- _DESCRIPTION OF THE TASK_: Transcribe the records below exactly.

--- BEGIN PROVIDED DATA ---

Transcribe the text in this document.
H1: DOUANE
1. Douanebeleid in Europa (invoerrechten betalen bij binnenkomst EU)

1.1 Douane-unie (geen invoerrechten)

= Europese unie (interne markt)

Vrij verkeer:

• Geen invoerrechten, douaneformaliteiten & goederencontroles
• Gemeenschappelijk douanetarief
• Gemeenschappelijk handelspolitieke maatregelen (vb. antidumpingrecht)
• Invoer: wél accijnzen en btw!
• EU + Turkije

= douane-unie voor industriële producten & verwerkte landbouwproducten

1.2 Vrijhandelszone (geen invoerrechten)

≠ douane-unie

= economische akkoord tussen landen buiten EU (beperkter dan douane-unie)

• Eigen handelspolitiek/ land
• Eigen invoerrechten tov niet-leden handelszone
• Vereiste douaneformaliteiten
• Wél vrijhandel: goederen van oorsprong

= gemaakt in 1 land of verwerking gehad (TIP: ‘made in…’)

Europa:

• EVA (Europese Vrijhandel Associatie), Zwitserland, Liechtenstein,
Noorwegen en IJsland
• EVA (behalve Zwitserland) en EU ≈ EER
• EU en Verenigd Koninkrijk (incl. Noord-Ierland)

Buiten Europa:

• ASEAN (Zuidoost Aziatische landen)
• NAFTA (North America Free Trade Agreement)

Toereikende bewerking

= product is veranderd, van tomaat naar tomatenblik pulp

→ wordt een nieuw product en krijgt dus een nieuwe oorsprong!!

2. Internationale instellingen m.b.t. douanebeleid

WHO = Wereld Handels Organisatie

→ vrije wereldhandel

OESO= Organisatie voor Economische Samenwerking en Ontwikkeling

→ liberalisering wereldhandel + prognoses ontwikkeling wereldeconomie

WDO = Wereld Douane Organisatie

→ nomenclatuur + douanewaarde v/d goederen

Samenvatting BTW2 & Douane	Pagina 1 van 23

--- END PROVIDED DATA ---

- _SOLUTION TO THIS PROBLEM_:
Transcribe the text in this document.
H1: DOUANE
1. Douanebeleid in Europa (invoerrechten betalen bij binnenkomst EU)

1.1 Douane-unie (geen invoerrechten)

= Europese unie (interne markt)

Vrij verkeer:

• Geen invoerrechten, douaneformaliteiten & goederencontroles
• Gemeenschappelijk douanetarief
• Gemeenschappelijk handelspolitieke maatregelen (vb. antidumpingrecht)
• Invoer: wél accijnzen en btw!
• EU + Turkije

= douane-unie voor industriële producten & verwerkte landbouwproducten

1.2 Vrijhandelszone (geen invoerrechten)

≠ douane-unie

= economische akkoord tussen landen buiten EU (beperkter dan douane-unie)

• Eigen handelspolitiek/ land
• Eigen invoerrechten tov niet-leden handelszone
• Vereiste douaneformaliteiten
• Wél vrijhandel: goederen van oorsprong

= gemaakt in 1 land of verwerking gehad (TIP: ‘made in…’)

Europa:

• EVA (Europese Vrijhandel Associatie), Zwitserland, Liechtenstein,
Noorwegen en IJsland
• EVA (behalve Zwitserland) en EU ≈ EER
• EU en Verenigd Koninkrijk (incl. Noord-Ierland)

Buiten Europa:

• ASEAN (Zuidoost Aziatische landen)
• NAFTA (North America Free Trade Agreement)

Toereikende bewerking

= product is veranderd, van tomaat naar tomatenblik pulp

→ wordt een nieuw product en krijgt dus een nieuwe oorsprong!!

2. Internationale instellingen m.b.t. douanebeleid

WHO = Wereld Handels Organisatie

→ vrije wereldhandel

OESO= Organisatie voor Economische Samenwerking en Ontwikkeling

→ liberalisering wereldhandel + prognoses ontwikkeling wereldeconomie

WDO = Wereld Douane Organisatie

→ nomenclatuur + douanewaarde v/d goederen

Samenvatting BTW2 & Douane	Pagina 1 van 23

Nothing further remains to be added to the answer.